**INPUT MATERIAL**
++++

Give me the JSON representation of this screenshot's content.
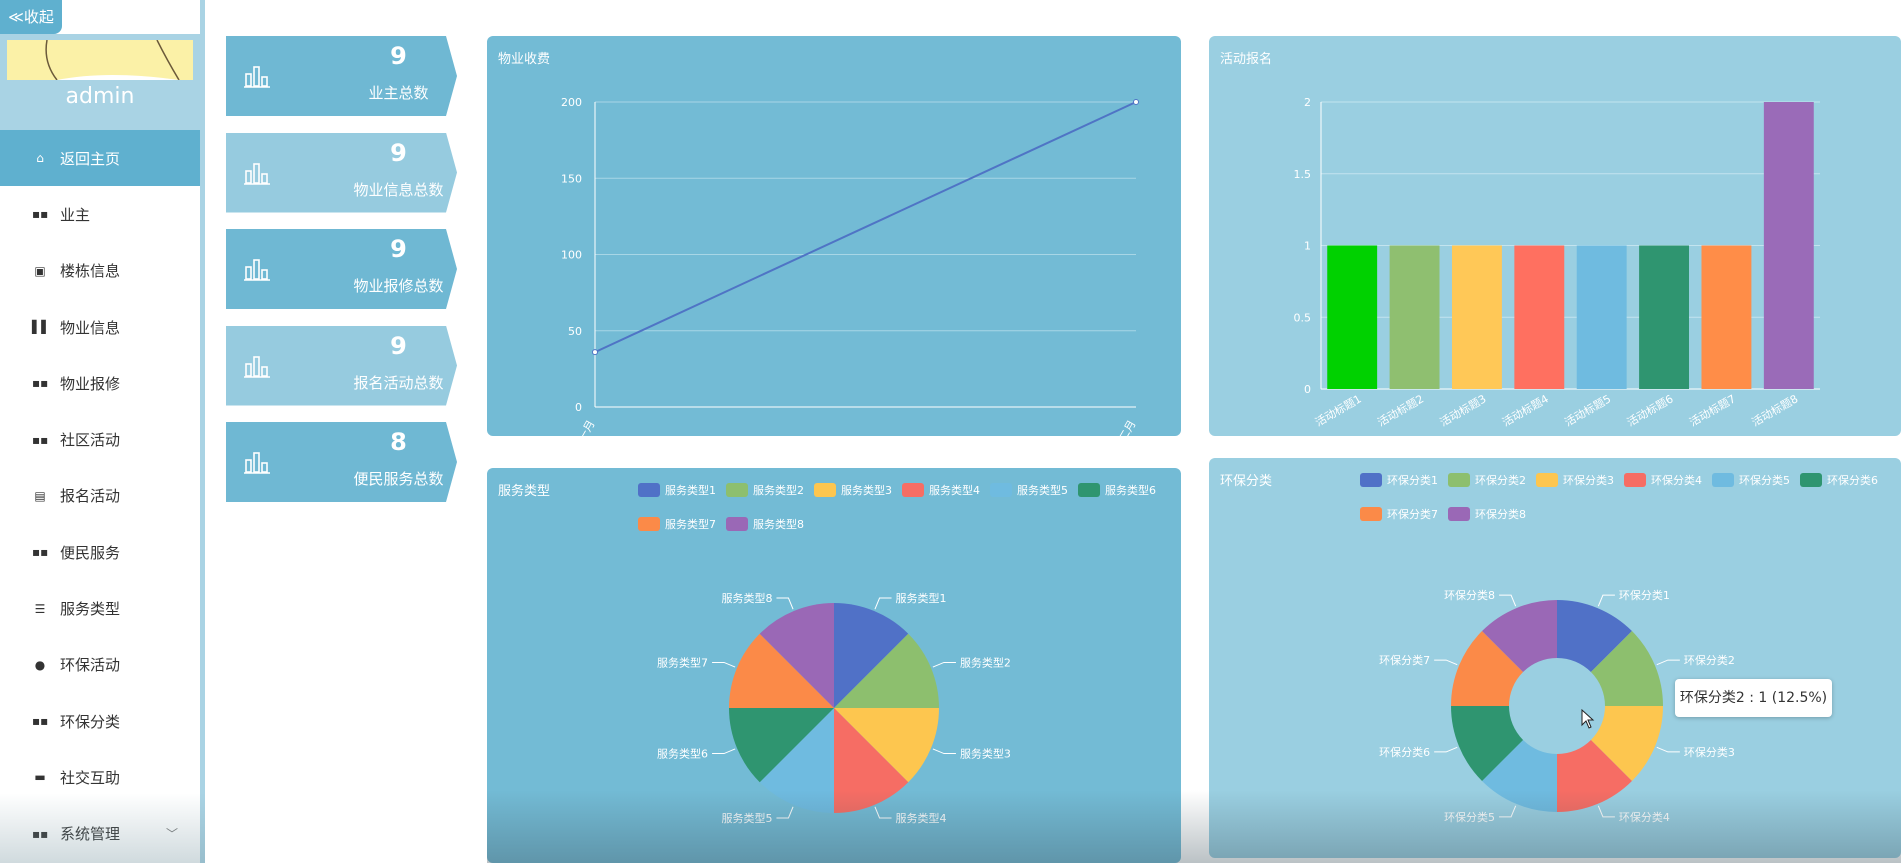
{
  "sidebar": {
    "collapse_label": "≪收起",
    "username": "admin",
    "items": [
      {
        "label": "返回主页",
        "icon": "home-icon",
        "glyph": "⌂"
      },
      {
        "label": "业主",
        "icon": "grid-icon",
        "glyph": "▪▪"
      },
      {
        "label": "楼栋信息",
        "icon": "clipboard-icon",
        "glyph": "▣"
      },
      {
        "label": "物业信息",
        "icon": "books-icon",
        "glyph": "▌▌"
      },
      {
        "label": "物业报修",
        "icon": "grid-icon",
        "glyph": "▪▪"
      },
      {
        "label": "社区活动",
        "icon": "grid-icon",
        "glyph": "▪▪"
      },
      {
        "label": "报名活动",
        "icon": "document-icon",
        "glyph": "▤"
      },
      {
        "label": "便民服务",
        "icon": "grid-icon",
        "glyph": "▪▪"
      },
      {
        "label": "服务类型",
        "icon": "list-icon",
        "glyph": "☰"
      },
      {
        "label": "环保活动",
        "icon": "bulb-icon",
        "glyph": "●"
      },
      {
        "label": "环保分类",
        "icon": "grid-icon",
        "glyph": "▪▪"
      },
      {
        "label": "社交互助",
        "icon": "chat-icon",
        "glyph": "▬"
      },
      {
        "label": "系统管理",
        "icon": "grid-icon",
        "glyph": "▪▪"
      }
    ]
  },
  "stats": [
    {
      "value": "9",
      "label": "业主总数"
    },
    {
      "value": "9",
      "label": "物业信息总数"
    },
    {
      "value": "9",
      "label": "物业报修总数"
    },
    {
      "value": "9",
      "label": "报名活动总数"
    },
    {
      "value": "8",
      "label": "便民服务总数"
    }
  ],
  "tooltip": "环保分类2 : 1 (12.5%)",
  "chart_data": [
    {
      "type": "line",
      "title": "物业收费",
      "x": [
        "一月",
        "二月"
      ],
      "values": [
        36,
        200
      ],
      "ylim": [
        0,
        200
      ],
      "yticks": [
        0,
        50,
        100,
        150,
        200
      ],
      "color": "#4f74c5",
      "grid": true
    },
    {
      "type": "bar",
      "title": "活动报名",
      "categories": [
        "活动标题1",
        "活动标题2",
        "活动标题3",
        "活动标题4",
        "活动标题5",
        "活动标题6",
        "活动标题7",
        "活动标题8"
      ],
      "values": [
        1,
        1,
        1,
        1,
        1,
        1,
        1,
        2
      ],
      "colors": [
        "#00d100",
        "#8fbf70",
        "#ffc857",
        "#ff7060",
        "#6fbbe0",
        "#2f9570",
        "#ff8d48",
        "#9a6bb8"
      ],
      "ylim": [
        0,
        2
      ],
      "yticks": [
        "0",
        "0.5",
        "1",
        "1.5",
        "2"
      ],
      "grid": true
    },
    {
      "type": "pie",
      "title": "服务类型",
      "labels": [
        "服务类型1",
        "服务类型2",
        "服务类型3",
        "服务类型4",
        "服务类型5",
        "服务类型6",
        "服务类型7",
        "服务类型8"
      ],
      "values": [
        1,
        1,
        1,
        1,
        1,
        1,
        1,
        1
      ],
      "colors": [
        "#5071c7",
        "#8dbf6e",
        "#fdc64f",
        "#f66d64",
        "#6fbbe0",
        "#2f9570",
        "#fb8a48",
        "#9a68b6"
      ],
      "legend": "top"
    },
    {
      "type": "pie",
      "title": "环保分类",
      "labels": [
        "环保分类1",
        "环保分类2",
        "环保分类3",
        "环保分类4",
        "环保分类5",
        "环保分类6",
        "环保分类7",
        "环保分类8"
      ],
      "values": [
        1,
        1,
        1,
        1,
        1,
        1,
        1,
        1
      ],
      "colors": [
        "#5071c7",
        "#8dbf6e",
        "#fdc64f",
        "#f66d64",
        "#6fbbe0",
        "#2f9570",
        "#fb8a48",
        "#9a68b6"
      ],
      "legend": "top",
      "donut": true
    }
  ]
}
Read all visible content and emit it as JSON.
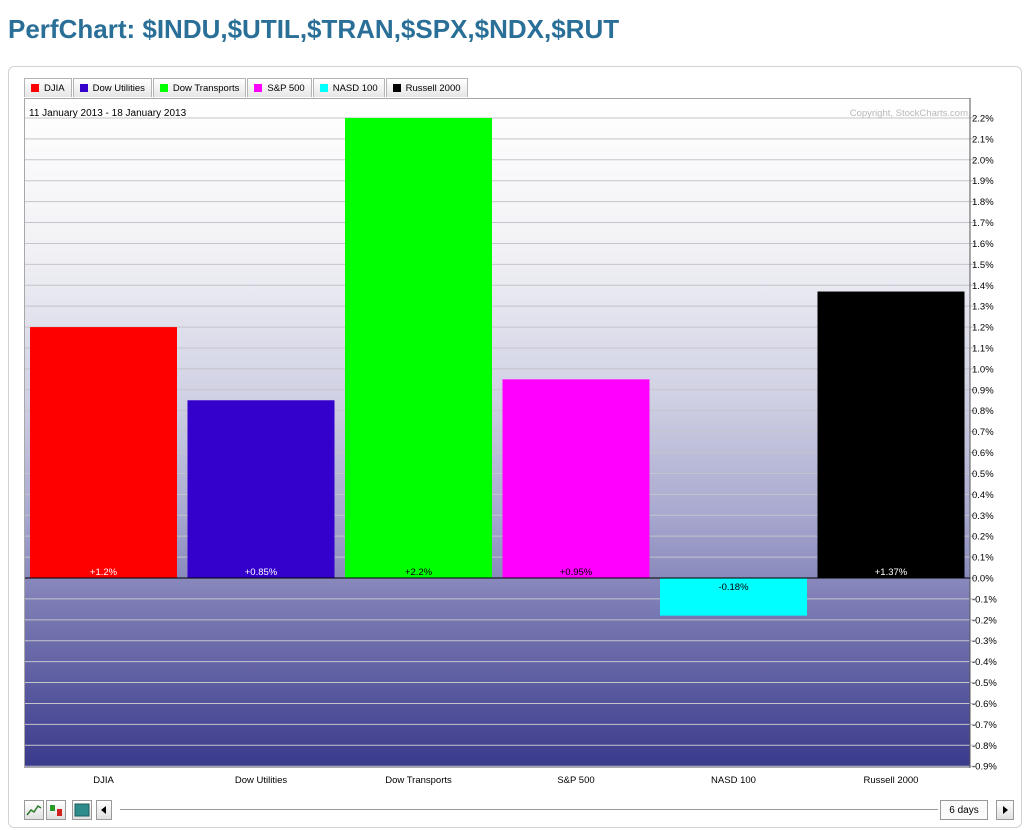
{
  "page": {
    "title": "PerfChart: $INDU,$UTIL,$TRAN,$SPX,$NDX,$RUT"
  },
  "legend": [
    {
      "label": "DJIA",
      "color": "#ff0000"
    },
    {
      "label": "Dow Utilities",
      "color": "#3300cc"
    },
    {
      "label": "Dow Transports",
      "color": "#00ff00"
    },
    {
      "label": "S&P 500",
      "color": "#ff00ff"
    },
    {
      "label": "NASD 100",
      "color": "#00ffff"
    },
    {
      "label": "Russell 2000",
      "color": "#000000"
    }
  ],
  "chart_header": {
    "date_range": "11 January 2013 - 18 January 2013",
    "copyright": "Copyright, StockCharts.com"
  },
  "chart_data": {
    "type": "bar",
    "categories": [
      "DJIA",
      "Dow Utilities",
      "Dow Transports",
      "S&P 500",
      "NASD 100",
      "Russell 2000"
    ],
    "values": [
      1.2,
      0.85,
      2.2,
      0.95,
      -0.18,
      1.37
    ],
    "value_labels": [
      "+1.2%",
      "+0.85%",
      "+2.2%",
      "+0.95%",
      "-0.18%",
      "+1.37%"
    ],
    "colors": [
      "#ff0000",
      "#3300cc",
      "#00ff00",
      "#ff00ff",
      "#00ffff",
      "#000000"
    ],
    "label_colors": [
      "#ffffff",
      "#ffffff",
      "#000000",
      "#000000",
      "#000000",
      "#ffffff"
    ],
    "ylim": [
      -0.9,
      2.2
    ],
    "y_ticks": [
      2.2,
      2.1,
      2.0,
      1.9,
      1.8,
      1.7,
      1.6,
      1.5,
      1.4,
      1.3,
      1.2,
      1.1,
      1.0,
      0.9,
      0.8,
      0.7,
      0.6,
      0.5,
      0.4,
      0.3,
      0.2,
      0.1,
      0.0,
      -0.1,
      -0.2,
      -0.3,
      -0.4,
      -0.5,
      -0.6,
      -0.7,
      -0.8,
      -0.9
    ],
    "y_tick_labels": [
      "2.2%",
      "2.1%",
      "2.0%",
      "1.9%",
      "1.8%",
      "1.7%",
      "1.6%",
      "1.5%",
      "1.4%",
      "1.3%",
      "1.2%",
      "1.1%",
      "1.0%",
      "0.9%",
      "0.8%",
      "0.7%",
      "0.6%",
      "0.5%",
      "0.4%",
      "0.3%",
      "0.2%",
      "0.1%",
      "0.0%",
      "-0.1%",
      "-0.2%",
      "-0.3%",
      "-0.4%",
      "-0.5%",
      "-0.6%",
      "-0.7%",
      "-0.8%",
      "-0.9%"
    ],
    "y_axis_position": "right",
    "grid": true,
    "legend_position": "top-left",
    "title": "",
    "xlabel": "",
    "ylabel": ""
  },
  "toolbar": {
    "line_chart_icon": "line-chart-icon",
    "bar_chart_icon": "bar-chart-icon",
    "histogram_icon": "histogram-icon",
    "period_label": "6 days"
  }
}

++++

Each record above should be copied character for character, with pictures dropped.

Give me the JSON representation of this screenshot's content.
{
  "sidebar": {
    "collapse_label": "≪收起",
    "username": "admin",
    "items": [
      {
        "label": "返回主页",
        "icon": "home-icon",
        "glyph": "⌂"
      },
      {
        "label": "业主",
        "icon": "grid-icon",
        "glyph": "▪▪"
      },
      {
        "label": "楼栋信息",
        "icon": "clipboard-icon",
        "glyph": "▣"
      },
      {
        "label": "物业信息",
        "icon": "books-icon",
        "glyph": "▌▌"
      },
      {
        "label": "物业报修",
        "icon": "grid-icon",
        "glyph": "▪▪"
      },
      {
        "label": "社区活动",
        "icon": "grid-icon",
        "glyph": "▪▪"
      },
      {
        "label": "报名活动",
        "icon": "document-icon",
        "glyph": "▤"
      },
      {
        "label": "便民服务",
        "icon": "grid-icon",
        "glyph": "▪▪"
      },
      {
        "label": "服务类型",
        "icon": "list-icon",
        "glyph": "☰"
      },
      {
        "label": "环保活动",
        "icon": "bulb-icon",
        "glyph": "●"
      },
      {
        "label": "环保分类",
        "icon": "grid-icon",
        "glyph": "▪▪"
      },
      {
        "label": "社交互助",
        "icon": "chat-icon",
        "glyph": "▬"
      },
      {
        "label": "系统管理",
        "icon": "grid-icon",
        "glyph": "▪▪"
      }
    ]
  },
  "stats": [
    {
      "value": "9",
      "label": "业主总数"
    },
    {
      "value": "9",
      "label": "物业信息总数"
    },
    {
      "value": "9",
      "label": "物业报修总数"
    },
    {
      "value": "9",
      "label": "报名活动总数"
    },
    {
      "value": "8",
      "label": "便民服务总数"
    }
  ],
  "tooltip": "环保分类2 : 1 (12.5%)",
  "chart_data": [
    {
      "type": "line",
      "title": "物业收费",
      "x": [
        "一月",
        "二月"
      ],
      "values": [
        36,
        200
      ],
      "ylim": [
        0,
        200
      ],
      "yticks": [
        0,
        50,
        100,
        150,
        200
      ],
      "color": "#4f74c5",
      "grid": true
    },
    {
      "type": "bar",
      "title": "活动报名",
      "categories": [
        "活动标题1",
        "活动标题2",
        "活动标题3",
        "活动标题4",
        "活动标题5",
        "活动标题6",
        "活动标题7",
        "活动标题8"
      ],
      "values": [
        1,
        1,
        1,
        1,
        1,
        1,
        1,
        2
      ],
      "colors": [
        "#00d100",
        "#8fbf70",
        "#ffc857",
        "#ff7060",
        "#6fbbe0",
        "#2f9570",
        "#ff8d48",
        "#9a6bb8"
      ],
      "ylim": [
        0,
        2
      ],
      "yticks": [
        "0",
        "0.5",
        "1",
        "1.5",
        "2"
      ],
      "grid": true
    },
    {
      "type": "pie",
      "title": "服务类型",
      "labels": [
        "服务类型1",
        "服务类型2",
        "服务类型3",
        "服务类型4",
        "服务类型5",
        "服务类型6",
        "服务类型7",
        "服务类型8"
      ],
      "values": [
        1,
        1,
        1,
        1,
        1,
        1,
        1,
        1
      ],
      "colors": [
        "#5071c7",
        "#8dbf6e",
        "#fdc64f",
        "#f66d64",
        "#6fbbe0",
        "#2f9570",
        "#fb8a48",
        "#9a68b6"
      ],
      "legend": "top"
    },
    {
      "type": "pie",
      "title": "环保分类",
      "labels": [
        "环保分类1",
        "环保分类2",
        "环保分类3",
        "环保分类4",
        "环保分类5",
        "环保分类6",
        "环保分类7",
        "环保分类8"
      ],
      "values": [
        1,
        1,
        1,
        1,
        1,
        1,
        1,
        1
      ],
      "colors": [
        "#5071c7",
        "#8dbf6e",
        "#fdc64f",
        "#f66d64",
        "#6fbbe0",
        "#2f9570",
        "#fb8a48",
        "#9a68b6"
      ],
      "legend": "top",
      "donut": true
    }
  ]
}
Read all visible content and emit it as JSON.
{
  "page": {
    "title": "PerfChart: $INDU,$UTIL,$TRAN,$SPX,$NDX,$RUT"
  },
  "legend": [
    {
      "label": "DJIA",
      "color": "#ff0000"
    },
    {
      "label": "Dow Utilities",
      "color": "#3300cc"
    },
    {
      "label": "Dow Transports",
      "color": "#00ff00"
    },
    {
      "label": "S&P 500",
      "color": "#ff00ff"
    },
    {
      "label": "NASD 100",
      "color": "#00ffff"
    },
    {
      "label": "Russell 2000",
      "color": "#000000"
    }
  ],
  "chart_header": {
    "date_range": "11 January 2013 - 18 January 2013",
    "copyright": "Copyright, StockCharts.com"
  },
  "chart_data": {
    "type": "bar",
    "categories": [
      "DJIA",
      "Dow Utilities",
      "Dow Transports",
      "S&P 500",
      "NASD 100",
      "Russell 2000"
    ],
    "values": [
      1.2,
      0.85,
      2.2,
      0.95,
      -0.18,
      1.37
    ],
    "value_labels": [
      "+1.2%",
      "+0.85%",
      "+2.2%",
      "+0.95%",
      "-0.18%",
      "+1.37%"
    ],
    "colors": [
      "#ff0000",
      "#3300cc",
      "#00ff00",
      "#ff00ff",
      "#00ffff",
      "#000000"
    ],
    "label_colors": [
      "#ffffff",
      "#ffffff",
      "#000000",
      "#000000",
      "#000000",
      "#ffffff"
    ],
    "ylim": [
      -0.9,
      2.2
    ],
    "y_ticks": [
      2.2,
      2.1,
      2.0,
      1.9,
      1.8,
      1.7,
      1.6,
      1.5,
      1.4,
      1.3,
      1.2,
      1.1,
      1.0,
      0.9,
      0.8,
      0.7,
      0.6,
      0.5,
      0.4,
      0.3,
      0.2,
      0.1,
      0.0,
      -0.1,
      -0.2,
      -0.3,
      -0.4,
      -0.5,
      -0.6,
      -0.7,
      -0.8,
      -0.9
    ],
    "y_tick_labels": [
      "2.2%",
      "2.1%",
      "2.0%",
      "1.9%",
      "1.8%",
      "1.7%",
      "1.6%",
      "1.5%",
      "1.4%",
      "1.3%",
      "1.2%",
      "1.1%",
      "1.0%",
      "0.9%",
      "0.8%",
      "0.7%",
      "0.6%",
      "0.5%",
      "0.4%",
      "0.3%",
      "0.2%",
      "0.1%",
      "0.0%",
      "-0.1%",
      "-0.2%",
      "-0.3%",
      "-0.4%",
      "-0.5%",
      "-0.6%",
      "-0.7%",
      "-0.8%",
      "-0.9%"
    ],
    "y_axis_position": "right",
    "grid": true,
    "legend_position": "top-left",
    "title": "",
    "xlabel": "",
    "ylabel": ""
  },
  "toolbar": {
    "line_chart_icon": "line-chart-icon",
    "bar_chart_icon": "bar-chart-icon",
    "histogram_icon": "histogram-icon",
    "period_label": "6 days"
  }
}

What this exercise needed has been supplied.